**REQUIRED WORK**
Every line must be returned precisely as it is written.

[Start]

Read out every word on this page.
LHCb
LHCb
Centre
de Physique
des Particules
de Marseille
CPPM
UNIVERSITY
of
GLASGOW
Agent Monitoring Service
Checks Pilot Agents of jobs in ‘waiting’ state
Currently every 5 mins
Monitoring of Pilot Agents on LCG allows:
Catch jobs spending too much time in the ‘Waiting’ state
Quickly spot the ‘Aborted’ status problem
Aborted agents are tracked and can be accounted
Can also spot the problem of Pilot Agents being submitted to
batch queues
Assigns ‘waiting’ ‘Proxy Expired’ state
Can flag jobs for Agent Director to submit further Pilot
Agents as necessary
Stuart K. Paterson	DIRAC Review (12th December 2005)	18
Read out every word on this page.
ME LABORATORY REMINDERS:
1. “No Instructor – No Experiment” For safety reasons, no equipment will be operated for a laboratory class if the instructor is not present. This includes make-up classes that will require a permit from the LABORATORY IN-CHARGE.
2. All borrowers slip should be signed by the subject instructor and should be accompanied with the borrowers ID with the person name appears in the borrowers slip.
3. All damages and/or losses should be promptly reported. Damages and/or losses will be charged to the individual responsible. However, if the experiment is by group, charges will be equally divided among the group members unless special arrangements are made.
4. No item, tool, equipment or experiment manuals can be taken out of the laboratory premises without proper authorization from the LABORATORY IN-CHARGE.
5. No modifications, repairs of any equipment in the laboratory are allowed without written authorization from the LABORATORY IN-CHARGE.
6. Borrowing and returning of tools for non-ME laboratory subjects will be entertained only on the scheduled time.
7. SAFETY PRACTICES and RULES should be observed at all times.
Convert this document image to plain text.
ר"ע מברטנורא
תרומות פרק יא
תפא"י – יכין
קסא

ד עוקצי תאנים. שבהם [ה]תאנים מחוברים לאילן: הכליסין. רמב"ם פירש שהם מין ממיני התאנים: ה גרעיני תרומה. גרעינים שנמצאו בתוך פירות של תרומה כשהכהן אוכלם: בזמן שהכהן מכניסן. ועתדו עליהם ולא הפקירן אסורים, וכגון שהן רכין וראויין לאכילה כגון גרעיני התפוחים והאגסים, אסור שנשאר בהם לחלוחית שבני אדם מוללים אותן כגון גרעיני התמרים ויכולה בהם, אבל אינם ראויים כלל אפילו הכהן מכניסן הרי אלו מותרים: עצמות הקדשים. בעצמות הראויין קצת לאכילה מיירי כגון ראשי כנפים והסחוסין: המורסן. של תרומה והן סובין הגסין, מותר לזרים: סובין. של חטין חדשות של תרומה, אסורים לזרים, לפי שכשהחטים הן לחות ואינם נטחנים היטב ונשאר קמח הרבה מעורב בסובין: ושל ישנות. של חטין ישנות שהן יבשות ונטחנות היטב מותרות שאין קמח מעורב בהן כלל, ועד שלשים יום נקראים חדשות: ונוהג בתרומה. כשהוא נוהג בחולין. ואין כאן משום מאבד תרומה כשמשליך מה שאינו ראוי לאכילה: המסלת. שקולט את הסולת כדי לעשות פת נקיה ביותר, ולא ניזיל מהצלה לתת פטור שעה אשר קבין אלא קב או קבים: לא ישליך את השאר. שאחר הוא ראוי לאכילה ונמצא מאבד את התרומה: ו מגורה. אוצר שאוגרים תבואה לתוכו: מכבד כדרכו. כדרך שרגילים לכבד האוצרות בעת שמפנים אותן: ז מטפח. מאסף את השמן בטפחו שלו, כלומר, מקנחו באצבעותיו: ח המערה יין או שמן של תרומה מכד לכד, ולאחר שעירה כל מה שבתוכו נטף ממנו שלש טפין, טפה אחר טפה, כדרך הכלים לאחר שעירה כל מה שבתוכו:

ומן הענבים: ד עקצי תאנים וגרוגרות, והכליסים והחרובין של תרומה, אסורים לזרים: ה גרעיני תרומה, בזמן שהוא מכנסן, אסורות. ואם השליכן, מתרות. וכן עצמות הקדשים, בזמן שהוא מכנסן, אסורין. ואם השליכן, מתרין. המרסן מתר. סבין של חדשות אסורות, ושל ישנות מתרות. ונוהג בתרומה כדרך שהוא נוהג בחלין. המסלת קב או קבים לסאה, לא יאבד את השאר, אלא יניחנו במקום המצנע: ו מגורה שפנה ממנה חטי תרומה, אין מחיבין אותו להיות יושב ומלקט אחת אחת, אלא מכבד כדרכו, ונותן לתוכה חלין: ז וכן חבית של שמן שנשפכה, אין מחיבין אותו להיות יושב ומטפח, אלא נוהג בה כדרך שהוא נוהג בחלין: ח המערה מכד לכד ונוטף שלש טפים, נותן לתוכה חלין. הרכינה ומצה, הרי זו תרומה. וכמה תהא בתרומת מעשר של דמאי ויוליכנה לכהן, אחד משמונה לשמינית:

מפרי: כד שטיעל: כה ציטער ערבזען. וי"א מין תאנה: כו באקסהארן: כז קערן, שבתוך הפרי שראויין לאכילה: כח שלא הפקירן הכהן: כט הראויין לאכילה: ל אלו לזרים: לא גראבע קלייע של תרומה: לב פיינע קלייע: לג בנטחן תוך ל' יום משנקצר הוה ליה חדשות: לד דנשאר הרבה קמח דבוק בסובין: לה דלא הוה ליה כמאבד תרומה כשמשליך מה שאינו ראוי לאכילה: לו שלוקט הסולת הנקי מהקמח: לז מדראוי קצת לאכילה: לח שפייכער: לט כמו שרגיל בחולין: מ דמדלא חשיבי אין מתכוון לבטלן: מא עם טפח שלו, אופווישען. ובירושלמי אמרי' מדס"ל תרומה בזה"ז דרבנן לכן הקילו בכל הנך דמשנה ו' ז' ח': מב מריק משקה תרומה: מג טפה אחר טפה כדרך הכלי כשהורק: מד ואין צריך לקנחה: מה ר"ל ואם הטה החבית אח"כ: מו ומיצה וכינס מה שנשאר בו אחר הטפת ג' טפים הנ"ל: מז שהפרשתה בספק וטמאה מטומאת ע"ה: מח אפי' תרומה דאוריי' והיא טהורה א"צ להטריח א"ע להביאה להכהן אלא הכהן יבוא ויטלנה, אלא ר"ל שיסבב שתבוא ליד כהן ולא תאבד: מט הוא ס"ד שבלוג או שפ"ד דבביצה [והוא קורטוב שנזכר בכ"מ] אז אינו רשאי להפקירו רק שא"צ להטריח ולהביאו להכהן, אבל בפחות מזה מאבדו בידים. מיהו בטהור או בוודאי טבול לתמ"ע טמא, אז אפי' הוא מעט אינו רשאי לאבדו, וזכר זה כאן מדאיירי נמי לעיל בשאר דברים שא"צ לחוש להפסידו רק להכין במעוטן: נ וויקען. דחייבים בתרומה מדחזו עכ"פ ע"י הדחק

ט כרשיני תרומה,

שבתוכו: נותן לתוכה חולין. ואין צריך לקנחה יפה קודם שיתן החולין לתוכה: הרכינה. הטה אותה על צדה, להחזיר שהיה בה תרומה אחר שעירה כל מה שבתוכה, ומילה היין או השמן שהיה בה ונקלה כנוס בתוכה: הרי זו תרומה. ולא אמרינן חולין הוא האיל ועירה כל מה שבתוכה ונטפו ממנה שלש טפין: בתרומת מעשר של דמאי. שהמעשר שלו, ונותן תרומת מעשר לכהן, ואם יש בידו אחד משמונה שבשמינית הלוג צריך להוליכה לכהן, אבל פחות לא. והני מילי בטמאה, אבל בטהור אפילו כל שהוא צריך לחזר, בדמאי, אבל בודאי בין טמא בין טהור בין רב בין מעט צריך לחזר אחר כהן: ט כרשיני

[End]

**CORRECT OUTPUT**
Read out every word on this page.
LHCb
LHCb
Centre
de Physique
des Particules
de Marseille
CPPM
UNIVERSITY
of
GLASGOW
Agent Monitoring Service
Checks Pilot Agents of jobs in ‘waiting’ state
Currently every 5 mins
Monitoring of Pilot Agents on LCG allows:
Catch jobs spending too much time in the ‘Waiting’ state
Quickly spot the ‘Aborted’ status problem
Aborted agents are tracked and can be accounted
Can also spot the problem of Pilot Agents being submitted to
batch queues
Assigns ‘waiting’ ‘Proxy Expired’ state
Can flag jobs for Agent Director to submit further Pilot
Agents as necessary
Stuart K. Paterson	DIRAC Review (12th December 2005)	18
Read out every word on this page.
ME LABORATORY REMINDERS:
1. “No Instructor – No Experiment” For safety reasons, no equipment will be operated for a laboratory class if the instructor is not present. This includes make-up classes that will require a permit from the LABORATORY IN-CHARGE.
2. All borrowers slip should be signed by the subject instructor and should be accompanied with the borrowers ID with the person name appears in the borrowers slip.
3. All damages and/or losses should be promptly reported. Damages and/or losses will be charged to the individual responsible. However, if the experiment is by group, charges will be equally divided among the group members unless special arrangements are made.
4. No item, tool, equipment or experiment manuals can be taken out of the laboratory premises without proper authorization from the LABORATORY IN-CHARGE.
5. No modifications, repairs of any equipment in the laboratory are allowed without written authorization from the LABORATORY IN-CHARGE.
6. Borrowing and returning of tools for non-ME laboratory subjects will be entertained only on the scheduled time.
7. SAFETY PRACTICES and RULES should be observed at all times.
Convert this document image to plain text.
ר"ע מברטנורא
תרומות פרק יא
תפא"י – יכין
קסא

ד עוקצי תאנים. שבהם [ה]תאנים מחוברים לאילן: הכליסין. רמב"ם פירש שהם מין ממיני התאנים: ה גרעיני תרומה. גרעינים שנמצאו בתוך פירות של תרומה כשהכהן אוכלם: בזמן שהכהן מכניסן. ועתדו עליהם ולא הפקירן אסורים, וכגון שהן רכין וראויין לאכילה כגון גרעיני התפוחים והאגסים, אסור שנשאר בהם לחלוחית שבני אדם מוללים אותן כגון גרעיני התמרים ויכולה בהם, אבל אינם ראויים כלל אפילו הכהן מכניסן הרי אלו מותרים: עצמות הקדשים. בעצמות הראויין קצת לאכילה מיירי כגון ראשי כנפים והסחוסין: המורסן. של תרומה והן סובין הגסין, מותר לזרים: סובין. של חטין חדשות של תרומה, אסורים לזרים, לפי שכשהחטים הן לחות ואינם נטחנים היטב ונשאר קמח הרבה מעורב בסובין: ושל ישנות. של חטין ישנות שהן יבשות ונטחנות היטב מותרות שאין קמח מעורב בהן כלל, ועד שלשים יום נקראים חדשות: ונוהג בתרומה. כשהוא נוהג בחולין. ואין כאן משום מאבד תרומה כשמשליך מה שאינו ראוי לאכילה: המסלת. שקולט את הסולת כדי לעשות פת נקיה ביותר, ולא ניזיל מהצלה לתת פטור שעה אשר קבין אלא קב או קבים: לא ישליך את השאר. שאחר הוא ראוי לאכילה ונמצא מאבד את התרומה: ו מגורה. אוצר שאוגרים תבואה לתוכו: מכבד כדרכו. כדרך שרגילים לכבד האוצרות בעת שמפנים אותן: ז מטפח. מאסף את השמן בטפחו שלו, כלומר, מקנחו באצבעותיו: ח המערה יין או שמן של תרומה מכד לכד, ולאחר שעירה כל מה שבתוכו נטף ממנו שלש טפין, טפה אחר טפה, כדרך הכלים לאחר שעירה כל מה שבתוכו:

ומן הענבים: ד עקצי תאנים וגרוגרות, והכליסים והחרובין של תרומה, אסורים לזרים: ה גרעיני תרומה, בזמן שהוא מכנסן, אסורות. ואם השליכן, מתרות. וכן עצמות הקדשים, בזמן שהוא מכנסן, אסורין. ואם השליכן, מתרין. המרסן מתר. סבין של חדשות אסורות, ושל ישנות מתרות. ונוהג בתרומה כדרך שהוא נוהג בחלין. המסלת קב או קבים לסאה, לא יאבד את השאר, אלא יניחנו במקום המצנע: ו מגורה שפנה ממנה חטי תרומה, אין מחיבין אותו להיות יושב ומלקט אחת אחת, אלא מכבד כדרכו, ונותן לתוכה חלין: ז וכן חבית של שמן שנשפכה, אין מחיבין אותו להיות יושב ומטפח, אלא נוהג בה כדרך שהוא נוהג בחלין: ח המערה מכד לכד ונוטף שלש טפים, נותן לתוכה חלין. הרכינה ומצה, הרי זו תרומה. וכמה תהא בתרומת מעשר של דמאי ויוליכנה לכהן, אחד משמונה לשמינית:

מפרי: כד שטיעל: כה ציטער ערבזען. וי"א מין תאנה: כו באקסהארן: כז קערן, שבתוך הפרי שראויין לאכילה: כח שלא הפקירן הכהן: כט הראויין לאכילה: ל אלו לזרים: לא גראבע קלייע של תרומה: לב פיינע קלייע: לג בנטחן תוך ל' יום משנקצר הוה ליה חדשות: לד דנשאר הרבה קמח דבוק בסובין: לה דלא הוה ליה כמאבד תרומה כשמשליך מה שאינו ראוי לאכילה: לו שלוקט הסולת הנקי מהקמח: לז מדראוי קצת לאכילה: לח שפייכער: לט כמו שרגיל בחולין: מ דמדלא חשיבי אין מתכוון לבטלן: מא עם טפח שלו, אופווישען. ובירושלמי אמרי' מדס"ל תרומה בזה"ז דרבנן לכן הקילו בכל הנך דמשנה ו' ז' ח': מב מריק משקה תרומה: מג טפה אחר טפה כדרך הכלי כשהורק: מד ואין צריך לקנחה: מה ר"ל ואם הטה החבית אח"כ: מו ומיצה וכינס מה שנשאר בו אחר הטפת ג' טפים הנ"ל: מז שהפרשתה בספק וטמאה מטומאת ע"ה: מח אפי' תרומה דאוריי' והיא טהורה א"צ להטריח א"ע להביאה להכהן אלא הכהן יבוא ויטלנה, אלא ר"ל שיסבב שתבוא ליד כהן ולא תאבד: מט הוא ס"ד שבלוג או שפ"ד דבביצה [והוא קורטוב שנזכר בכ"מ] אז אינו רשאי להפקירו רק שא"צ להטריח ולהביאו להכהן, אבל בפחות מזה מאבדו בידים. מיהו בטהור או בוודאי טבול לתמ"ע טמא, אז אפי' הוא מעט אינו רשאי לאבדו, וזכר זה כאן מדאיירי נמי לעיל בשאר דברים שא"צ לחוש להפסידו רק להכין במעוטן: נ וויקען. דחייבים בתרומה מדחזו עכ"פ ע"י הדחק

ט כרשיני תרומה,

שבתוכו: נותן לתוכה חולין. ואין צריך לקנחה יפה קודם שיתן החולין לתוכה: הרכינה. הטה אותה על צדה, להחזיר שהיה בה תרומה אחר שעירה כל מה שבתוכה, ומילה היין או השמן שהיה בה ונקלה כנוס בתוכה: הרי זו תרומה. ולא אמרינן חולין הוא האיל ועירה כל מה שבתוכה ונטפו ממנה שלש טפין: בתרומת מעשר של דמאי. שהמעשר שלו, ונותן תרומת מעשר לכהן, ואם יש בידו אחד משמונה שבשמינית הלוג צריך להוליכה לכהן, אבל פחות לא. והני מילי בטמאה, אבל בטהור אפילו כל שהוא צריך לחזר, בדמאי, אבל בודאי בין טמא בין טהור בין רב בין מעט צריך לחזר אחר כהן: ט כרשיני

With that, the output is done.